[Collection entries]
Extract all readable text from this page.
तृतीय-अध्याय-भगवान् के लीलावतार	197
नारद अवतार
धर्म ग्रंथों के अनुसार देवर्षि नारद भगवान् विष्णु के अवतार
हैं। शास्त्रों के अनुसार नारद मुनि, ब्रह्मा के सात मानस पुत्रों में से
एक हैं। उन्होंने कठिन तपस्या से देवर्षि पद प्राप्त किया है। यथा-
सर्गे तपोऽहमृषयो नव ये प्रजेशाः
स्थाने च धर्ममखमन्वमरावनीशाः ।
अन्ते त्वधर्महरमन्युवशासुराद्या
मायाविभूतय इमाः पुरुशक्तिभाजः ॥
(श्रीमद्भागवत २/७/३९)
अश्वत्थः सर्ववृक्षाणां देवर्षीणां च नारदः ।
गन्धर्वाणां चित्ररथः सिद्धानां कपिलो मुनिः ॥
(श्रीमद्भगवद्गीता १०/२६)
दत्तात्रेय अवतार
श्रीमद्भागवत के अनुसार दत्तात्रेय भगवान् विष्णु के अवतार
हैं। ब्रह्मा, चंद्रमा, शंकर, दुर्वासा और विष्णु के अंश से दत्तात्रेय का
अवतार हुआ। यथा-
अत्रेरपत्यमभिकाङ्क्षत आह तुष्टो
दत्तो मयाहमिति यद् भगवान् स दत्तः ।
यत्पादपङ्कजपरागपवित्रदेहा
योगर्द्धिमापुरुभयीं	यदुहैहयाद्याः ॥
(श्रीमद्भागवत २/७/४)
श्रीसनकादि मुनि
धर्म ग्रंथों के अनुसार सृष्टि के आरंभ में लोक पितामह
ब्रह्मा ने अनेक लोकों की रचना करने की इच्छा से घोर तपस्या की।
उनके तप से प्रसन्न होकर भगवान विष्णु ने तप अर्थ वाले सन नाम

*Your instructions*:
The listing above must be transcribed exactly, line by line.

*Solved exercise*:
Extract all readable text from this page.
तृतीय-अध्याय-भगवान् के लीलावतार	197
नारद अवतार
धर्म ग्रंथों के अनुसार देवर्षि नारद भगवान् विष्णु के अवतार
हैं। शास्त्रों के अनुसार नारद मुनि, ब्रह्मा के सात मानस पुत्रों में से
एक हैं। उन्होंने कठिन तपस्या से देवर्षि पद प्राप्त किया है। यथा-
सर्गे तपोऽहमृषयो नव ये प्रजेशाः
स्थाने च धर्ममखमन्वमरावनीशाः ।
अन्ते त्वधर्महरमन्युवशासुराद्या
मायाविभूतय इमाः पुरुशक्तिभाजः ॥
(श्रीमद्भागवत २/७/३९)
अश्वत्थः सर्ववृक्षाणां देवर्षीणां च नारदः ।
गन्धर्वाणां चित्ररथः सिद्धानां कपिलो मुनिः ॥
(श्रीमद्भगवद्गीता १०/२६)
दत्तात्रेय अवतार
श्रीमद्भागवत के अनुसार दत्तात्रेय भगवान् विष्णु के अवतार
हैं। ब्रह्मा, चंद्रमा, शंकर, दुर्वासा और विष्णु के अंश से दत्तात्रेय का
अवतार हुआ। यथा-
अत्रेरपत्यमभिकाङ्क्षत आह तुष्टो
दत्तो मयाहमिति यद् भगवान् स दत्तः ।
यत्पादपङ्कजपरागपवित्रदेहा
योगर्द्धिमापुरुभयीं	यदुहैहयाद्याः ॥
(श्रीमद्भागवत २/७/४)
श्रीसनकादि मुनि
धर्म ग्रंथों के अनुसार सृष्टि के आरंभ में लोक पितामह
ब्रह्मा ने अनेक लोकों की रचना करने की इच्छा से घोर तपस्या की।
उनके तप से प्रसन्न होकर भगवान विष्णु ने तप अर्थ वाले सन नाम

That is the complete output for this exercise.